**The request**
List, from the lines below, each one with "bookmark" in it.

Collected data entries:
▶

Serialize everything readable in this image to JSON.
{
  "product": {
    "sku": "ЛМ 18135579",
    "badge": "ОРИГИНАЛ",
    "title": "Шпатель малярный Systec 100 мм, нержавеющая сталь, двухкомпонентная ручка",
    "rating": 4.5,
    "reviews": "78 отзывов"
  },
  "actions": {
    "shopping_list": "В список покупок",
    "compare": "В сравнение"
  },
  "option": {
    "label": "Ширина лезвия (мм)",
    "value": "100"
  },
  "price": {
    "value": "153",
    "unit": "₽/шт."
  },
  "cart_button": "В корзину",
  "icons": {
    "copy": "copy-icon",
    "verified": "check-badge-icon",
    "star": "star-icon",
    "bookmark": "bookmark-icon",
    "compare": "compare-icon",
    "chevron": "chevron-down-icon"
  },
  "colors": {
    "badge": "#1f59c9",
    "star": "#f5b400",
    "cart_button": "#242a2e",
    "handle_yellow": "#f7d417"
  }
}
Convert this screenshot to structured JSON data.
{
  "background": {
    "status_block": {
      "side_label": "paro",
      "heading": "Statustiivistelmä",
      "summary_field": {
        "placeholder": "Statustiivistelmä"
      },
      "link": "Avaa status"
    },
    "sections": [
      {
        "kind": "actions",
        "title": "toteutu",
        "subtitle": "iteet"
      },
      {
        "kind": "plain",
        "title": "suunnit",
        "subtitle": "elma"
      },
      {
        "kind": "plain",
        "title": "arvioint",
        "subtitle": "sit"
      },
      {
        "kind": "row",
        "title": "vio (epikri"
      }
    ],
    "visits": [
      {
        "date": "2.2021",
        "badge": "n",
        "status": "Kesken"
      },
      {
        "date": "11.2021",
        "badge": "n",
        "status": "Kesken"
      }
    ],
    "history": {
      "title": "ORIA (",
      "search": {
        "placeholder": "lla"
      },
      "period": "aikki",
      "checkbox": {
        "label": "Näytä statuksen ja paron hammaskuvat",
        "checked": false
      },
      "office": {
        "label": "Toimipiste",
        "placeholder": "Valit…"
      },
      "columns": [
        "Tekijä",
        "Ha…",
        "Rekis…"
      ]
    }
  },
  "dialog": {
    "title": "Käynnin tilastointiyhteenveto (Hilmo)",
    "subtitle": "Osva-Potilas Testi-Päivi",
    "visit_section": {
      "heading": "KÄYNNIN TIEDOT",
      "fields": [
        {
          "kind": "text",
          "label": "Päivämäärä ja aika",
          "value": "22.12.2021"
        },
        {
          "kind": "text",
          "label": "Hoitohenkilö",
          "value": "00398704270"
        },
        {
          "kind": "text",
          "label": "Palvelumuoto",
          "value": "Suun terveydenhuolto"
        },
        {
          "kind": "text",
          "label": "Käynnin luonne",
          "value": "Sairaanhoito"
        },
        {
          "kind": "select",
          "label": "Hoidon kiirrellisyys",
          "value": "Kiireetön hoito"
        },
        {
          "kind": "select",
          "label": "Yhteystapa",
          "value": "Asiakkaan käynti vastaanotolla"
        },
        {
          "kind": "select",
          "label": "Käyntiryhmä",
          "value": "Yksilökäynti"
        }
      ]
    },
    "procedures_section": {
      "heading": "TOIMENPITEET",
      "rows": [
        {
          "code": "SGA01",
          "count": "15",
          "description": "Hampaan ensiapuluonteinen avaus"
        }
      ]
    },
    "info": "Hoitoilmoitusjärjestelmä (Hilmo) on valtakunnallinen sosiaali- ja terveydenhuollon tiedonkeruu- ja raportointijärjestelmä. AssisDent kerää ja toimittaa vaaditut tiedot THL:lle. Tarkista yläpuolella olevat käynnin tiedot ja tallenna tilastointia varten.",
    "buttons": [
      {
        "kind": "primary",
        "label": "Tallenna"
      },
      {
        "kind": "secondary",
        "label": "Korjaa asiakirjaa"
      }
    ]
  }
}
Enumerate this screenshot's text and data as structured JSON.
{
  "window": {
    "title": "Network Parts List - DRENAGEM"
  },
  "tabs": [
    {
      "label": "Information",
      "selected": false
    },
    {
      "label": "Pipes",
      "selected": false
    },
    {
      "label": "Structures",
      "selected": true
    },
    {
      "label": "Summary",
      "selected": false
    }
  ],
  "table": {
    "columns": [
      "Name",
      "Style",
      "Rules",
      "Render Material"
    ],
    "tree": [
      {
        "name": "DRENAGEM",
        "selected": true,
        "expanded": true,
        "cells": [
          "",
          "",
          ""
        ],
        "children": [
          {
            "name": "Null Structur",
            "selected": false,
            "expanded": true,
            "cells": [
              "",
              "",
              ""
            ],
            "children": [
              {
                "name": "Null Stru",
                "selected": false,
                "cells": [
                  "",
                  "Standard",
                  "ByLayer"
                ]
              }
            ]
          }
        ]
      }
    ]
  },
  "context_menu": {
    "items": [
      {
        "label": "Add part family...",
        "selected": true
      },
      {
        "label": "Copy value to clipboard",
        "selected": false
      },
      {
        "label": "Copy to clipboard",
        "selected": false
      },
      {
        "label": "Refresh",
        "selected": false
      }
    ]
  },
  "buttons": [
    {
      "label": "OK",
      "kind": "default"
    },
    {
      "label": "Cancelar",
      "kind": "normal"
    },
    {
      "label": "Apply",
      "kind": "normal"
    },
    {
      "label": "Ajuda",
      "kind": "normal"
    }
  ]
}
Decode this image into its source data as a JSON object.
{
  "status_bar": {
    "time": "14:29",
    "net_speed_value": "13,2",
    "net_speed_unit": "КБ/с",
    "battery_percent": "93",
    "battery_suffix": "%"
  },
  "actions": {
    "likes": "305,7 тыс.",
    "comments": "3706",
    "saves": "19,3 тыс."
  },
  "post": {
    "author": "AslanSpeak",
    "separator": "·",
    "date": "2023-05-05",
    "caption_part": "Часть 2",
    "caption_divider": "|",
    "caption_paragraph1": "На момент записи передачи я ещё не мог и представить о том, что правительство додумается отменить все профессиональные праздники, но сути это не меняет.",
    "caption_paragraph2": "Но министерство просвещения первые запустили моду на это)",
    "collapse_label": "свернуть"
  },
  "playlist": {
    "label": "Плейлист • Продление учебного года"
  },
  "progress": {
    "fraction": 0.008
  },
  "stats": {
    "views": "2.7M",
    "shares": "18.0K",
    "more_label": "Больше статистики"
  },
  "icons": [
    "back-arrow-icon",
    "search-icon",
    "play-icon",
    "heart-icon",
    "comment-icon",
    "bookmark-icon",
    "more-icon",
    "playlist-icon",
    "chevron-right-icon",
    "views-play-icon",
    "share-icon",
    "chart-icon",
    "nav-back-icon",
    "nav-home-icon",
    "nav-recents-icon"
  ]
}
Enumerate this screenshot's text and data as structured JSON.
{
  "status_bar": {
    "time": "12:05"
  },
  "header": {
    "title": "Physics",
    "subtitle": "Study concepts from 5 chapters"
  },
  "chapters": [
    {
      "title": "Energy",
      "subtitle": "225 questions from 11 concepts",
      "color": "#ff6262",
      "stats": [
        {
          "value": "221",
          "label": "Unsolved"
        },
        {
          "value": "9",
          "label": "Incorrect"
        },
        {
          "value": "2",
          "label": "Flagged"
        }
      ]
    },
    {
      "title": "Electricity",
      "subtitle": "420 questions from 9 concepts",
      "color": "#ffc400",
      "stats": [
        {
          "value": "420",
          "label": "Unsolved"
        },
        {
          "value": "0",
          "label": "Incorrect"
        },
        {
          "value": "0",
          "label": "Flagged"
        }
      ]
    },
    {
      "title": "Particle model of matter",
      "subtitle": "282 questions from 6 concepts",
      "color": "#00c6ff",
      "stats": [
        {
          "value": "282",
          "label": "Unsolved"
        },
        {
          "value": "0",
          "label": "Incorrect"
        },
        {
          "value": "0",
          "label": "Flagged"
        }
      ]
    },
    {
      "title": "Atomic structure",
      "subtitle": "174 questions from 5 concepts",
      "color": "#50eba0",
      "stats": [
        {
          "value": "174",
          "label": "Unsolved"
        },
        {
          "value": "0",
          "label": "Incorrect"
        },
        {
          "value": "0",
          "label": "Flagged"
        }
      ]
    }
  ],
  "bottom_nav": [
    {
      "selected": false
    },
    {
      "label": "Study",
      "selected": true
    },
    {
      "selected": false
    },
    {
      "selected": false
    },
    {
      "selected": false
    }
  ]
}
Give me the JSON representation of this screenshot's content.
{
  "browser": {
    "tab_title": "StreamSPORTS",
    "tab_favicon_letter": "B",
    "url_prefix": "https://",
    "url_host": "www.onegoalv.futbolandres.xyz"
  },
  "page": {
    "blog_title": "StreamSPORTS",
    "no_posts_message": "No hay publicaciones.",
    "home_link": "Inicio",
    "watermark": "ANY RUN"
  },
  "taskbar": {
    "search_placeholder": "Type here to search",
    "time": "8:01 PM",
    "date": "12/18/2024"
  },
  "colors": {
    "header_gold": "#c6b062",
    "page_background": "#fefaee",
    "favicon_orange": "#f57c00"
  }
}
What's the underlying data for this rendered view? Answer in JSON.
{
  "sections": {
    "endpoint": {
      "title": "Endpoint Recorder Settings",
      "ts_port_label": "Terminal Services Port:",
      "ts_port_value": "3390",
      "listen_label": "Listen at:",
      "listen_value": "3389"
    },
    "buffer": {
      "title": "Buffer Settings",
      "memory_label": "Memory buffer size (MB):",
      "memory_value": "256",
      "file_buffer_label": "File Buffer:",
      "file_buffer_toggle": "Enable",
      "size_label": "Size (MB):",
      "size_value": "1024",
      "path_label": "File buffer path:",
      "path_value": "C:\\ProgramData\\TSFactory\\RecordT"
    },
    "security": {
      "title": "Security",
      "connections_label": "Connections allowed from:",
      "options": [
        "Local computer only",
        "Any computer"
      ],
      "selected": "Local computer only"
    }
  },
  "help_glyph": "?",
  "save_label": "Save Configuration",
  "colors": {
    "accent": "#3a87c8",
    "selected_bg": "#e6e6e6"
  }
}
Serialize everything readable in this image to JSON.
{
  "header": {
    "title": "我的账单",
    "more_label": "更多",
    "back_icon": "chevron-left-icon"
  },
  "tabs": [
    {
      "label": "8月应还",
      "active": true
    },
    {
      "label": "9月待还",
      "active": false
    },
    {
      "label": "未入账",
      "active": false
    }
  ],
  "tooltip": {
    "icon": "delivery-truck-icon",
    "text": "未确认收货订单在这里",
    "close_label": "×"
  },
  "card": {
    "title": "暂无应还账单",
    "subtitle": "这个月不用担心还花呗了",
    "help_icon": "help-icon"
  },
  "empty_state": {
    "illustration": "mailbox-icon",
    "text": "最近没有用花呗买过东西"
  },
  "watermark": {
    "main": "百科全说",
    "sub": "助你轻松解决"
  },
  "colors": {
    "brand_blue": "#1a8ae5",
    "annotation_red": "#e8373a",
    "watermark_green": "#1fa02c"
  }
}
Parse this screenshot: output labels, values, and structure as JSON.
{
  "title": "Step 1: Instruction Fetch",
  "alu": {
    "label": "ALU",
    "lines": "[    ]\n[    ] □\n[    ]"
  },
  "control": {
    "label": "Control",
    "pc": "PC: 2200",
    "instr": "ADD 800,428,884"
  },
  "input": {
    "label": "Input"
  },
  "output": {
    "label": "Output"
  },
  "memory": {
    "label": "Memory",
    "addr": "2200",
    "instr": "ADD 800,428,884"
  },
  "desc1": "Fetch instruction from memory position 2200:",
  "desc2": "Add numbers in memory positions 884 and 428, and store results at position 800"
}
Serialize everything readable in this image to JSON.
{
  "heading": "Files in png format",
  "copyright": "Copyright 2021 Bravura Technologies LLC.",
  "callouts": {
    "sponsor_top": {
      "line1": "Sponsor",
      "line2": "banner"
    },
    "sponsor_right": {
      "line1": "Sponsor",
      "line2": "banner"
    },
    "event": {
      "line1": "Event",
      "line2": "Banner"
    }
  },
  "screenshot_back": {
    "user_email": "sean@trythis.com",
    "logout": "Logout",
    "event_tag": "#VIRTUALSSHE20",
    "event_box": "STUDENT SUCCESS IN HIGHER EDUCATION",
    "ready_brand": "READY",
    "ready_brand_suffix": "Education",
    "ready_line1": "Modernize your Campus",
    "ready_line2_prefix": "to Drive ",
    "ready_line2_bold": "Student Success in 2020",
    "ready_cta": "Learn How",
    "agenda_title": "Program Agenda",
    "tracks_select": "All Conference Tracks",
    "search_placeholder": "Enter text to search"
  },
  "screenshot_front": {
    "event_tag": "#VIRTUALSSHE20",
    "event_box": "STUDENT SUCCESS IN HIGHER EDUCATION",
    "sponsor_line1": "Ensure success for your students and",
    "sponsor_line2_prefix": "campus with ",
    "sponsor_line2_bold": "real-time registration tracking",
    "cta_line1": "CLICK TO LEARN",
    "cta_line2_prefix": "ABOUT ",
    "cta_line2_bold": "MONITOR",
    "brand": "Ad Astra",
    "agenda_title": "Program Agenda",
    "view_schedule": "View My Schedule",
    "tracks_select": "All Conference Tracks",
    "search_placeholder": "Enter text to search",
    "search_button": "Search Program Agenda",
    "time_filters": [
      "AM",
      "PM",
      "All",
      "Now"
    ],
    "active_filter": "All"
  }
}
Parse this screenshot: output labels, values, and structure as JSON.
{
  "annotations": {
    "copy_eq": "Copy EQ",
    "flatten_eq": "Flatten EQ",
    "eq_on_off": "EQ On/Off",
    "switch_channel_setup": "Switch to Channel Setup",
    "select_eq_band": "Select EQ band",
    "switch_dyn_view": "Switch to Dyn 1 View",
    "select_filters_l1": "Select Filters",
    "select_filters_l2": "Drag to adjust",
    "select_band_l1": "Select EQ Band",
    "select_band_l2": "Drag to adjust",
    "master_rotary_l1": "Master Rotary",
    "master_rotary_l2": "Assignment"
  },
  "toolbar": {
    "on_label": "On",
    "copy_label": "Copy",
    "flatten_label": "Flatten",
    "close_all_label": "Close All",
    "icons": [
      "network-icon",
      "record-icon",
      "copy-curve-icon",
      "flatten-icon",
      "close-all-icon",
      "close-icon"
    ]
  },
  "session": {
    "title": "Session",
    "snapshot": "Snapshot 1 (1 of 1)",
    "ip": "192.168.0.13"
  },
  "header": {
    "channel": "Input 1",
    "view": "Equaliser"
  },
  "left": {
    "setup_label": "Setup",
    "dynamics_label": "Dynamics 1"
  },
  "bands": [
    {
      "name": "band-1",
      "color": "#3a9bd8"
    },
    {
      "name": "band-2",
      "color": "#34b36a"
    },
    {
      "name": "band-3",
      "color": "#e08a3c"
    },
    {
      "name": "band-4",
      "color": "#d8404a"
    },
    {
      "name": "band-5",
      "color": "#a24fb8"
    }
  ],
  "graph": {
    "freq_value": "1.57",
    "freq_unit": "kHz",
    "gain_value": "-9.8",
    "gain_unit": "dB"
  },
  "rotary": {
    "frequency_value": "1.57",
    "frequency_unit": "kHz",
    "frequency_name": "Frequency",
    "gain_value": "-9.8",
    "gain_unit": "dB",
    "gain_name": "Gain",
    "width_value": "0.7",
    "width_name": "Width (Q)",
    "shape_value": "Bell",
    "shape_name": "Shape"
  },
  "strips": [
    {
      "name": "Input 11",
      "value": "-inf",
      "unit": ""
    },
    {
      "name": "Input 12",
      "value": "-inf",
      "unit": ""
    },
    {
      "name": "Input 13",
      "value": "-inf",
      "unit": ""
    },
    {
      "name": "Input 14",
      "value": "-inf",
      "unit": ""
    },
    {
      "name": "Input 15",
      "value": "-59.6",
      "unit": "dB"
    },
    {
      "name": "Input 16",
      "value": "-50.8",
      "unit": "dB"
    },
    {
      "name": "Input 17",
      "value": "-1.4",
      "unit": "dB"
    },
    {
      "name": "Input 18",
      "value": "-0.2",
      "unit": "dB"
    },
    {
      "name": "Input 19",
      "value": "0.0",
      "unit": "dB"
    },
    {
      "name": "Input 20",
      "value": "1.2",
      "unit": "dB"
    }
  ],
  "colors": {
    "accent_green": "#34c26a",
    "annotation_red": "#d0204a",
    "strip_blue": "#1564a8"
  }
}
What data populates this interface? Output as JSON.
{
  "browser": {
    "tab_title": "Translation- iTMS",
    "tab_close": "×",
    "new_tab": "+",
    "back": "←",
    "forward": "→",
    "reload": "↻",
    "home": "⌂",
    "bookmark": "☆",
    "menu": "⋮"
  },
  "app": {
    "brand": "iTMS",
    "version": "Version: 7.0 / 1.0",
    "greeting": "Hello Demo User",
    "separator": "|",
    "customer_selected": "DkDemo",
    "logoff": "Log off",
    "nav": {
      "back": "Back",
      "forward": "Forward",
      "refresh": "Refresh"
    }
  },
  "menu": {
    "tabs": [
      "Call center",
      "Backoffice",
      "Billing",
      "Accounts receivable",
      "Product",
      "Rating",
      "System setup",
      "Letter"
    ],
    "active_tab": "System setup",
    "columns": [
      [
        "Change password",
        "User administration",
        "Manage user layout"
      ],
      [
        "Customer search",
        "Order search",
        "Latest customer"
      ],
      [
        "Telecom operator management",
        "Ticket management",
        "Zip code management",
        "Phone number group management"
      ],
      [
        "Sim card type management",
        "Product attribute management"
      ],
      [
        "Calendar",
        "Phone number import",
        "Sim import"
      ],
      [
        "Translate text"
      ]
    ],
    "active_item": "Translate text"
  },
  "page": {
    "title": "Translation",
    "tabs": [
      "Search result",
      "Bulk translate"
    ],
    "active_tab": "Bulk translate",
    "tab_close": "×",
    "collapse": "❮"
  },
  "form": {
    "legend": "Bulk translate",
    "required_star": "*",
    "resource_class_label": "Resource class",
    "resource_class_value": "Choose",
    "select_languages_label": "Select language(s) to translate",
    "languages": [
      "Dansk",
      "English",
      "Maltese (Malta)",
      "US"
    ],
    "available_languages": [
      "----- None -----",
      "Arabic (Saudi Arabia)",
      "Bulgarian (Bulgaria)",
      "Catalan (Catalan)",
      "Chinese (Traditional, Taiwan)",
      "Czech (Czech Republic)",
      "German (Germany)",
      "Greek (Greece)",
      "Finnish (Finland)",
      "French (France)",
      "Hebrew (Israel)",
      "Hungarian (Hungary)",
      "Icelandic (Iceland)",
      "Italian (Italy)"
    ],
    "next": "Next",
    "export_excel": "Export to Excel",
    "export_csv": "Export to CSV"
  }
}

◀

**Expected output**
    "bookmark": "bookmark-icon",
    "bookmark-icon",
    "bookmark": "☆",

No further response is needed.